──────── DATASET ROWS ────────
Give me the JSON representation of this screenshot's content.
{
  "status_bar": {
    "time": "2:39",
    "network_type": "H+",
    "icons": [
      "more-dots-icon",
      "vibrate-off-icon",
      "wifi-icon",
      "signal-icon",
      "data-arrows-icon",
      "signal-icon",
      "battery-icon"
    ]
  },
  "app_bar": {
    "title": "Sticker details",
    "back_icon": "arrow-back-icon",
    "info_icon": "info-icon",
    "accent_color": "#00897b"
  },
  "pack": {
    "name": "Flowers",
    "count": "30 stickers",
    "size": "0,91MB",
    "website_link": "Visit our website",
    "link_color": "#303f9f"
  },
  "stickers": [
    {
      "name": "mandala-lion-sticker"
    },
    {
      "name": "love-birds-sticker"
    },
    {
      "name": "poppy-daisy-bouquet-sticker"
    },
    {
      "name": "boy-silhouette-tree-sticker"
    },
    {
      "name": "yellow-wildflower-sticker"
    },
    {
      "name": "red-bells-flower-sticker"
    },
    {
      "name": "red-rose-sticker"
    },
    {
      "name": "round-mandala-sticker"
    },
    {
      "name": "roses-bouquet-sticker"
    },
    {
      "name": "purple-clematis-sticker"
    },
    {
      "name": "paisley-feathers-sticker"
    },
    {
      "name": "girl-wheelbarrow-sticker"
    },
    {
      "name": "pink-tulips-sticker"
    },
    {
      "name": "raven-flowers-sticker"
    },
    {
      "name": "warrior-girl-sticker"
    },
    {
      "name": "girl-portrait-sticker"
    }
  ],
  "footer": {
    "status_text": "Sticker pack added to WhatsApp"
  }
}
────────
_SET EXERCISE_: All of the records must be repeated exactly.

_COMPLETED EXERCISE_:
Give me the JSON representation of this screenshot's content.
{
  "status_bar": {
    "time": "2:39",
    "network_type": "H+",
    "icons": [
      "more-dots-icon",
      "vibrate-off-icon",
      "wifi-icon",
      "signal-icon",
      "data-arrows-icon",
      "signal-icon",
      "battery-icon"
    ]
  },
  "app_bar": {
    "title": "Sticker details",
    "back_icon": "arrow-back-icon",
    "info_icon": "info-icon",
    "accent_color": "#00897b"
  },
  "pack": {
    "name": "Flowers",
    "count": "30 stickers",
    "size": "0,91MB",
    "website_link": "Visit our website",
    "link_color": "#303f9f"
  },
  "stickers": [
    {
      "name": "mandala-lion-sticker"
    },
    {
      "name": "love-birds-sticker"
    },
    {
      "name": "poppy-daisy-bouquet-sticker"
    },
    {
      "name": "boy-silhouette-tree-sticker"
    },
    {
      "name": "yellow-wildflower-sticker"
    },
    {
      "name": "red-bells-flower-sticker"
    },
    {
      "name": "red-rose-sticker"
    },
    {
      "name": "round-mandala-sticker"
    },
    {
      "name": "roses-bouquet-sticker"
    },
    {
      "name": "purple-clematis-sticker"
    },
    {
      "name": "paisley-feathers-sticker"
    },
    {
      "name": "girl-wheelbarrow-sticker"
    },
    {
      "name": "pink-tulips-sticker"
    },
    {
      "name": "raven-flowers-sticker"
    },
    {
      "name": "warrior-girl-sticker"
    },
    {
      "name": "girl-portrait-sticker"
    }
  ],
  "footer": {
    "status_text": "Sticker pack added to WhatsApp"
  }
}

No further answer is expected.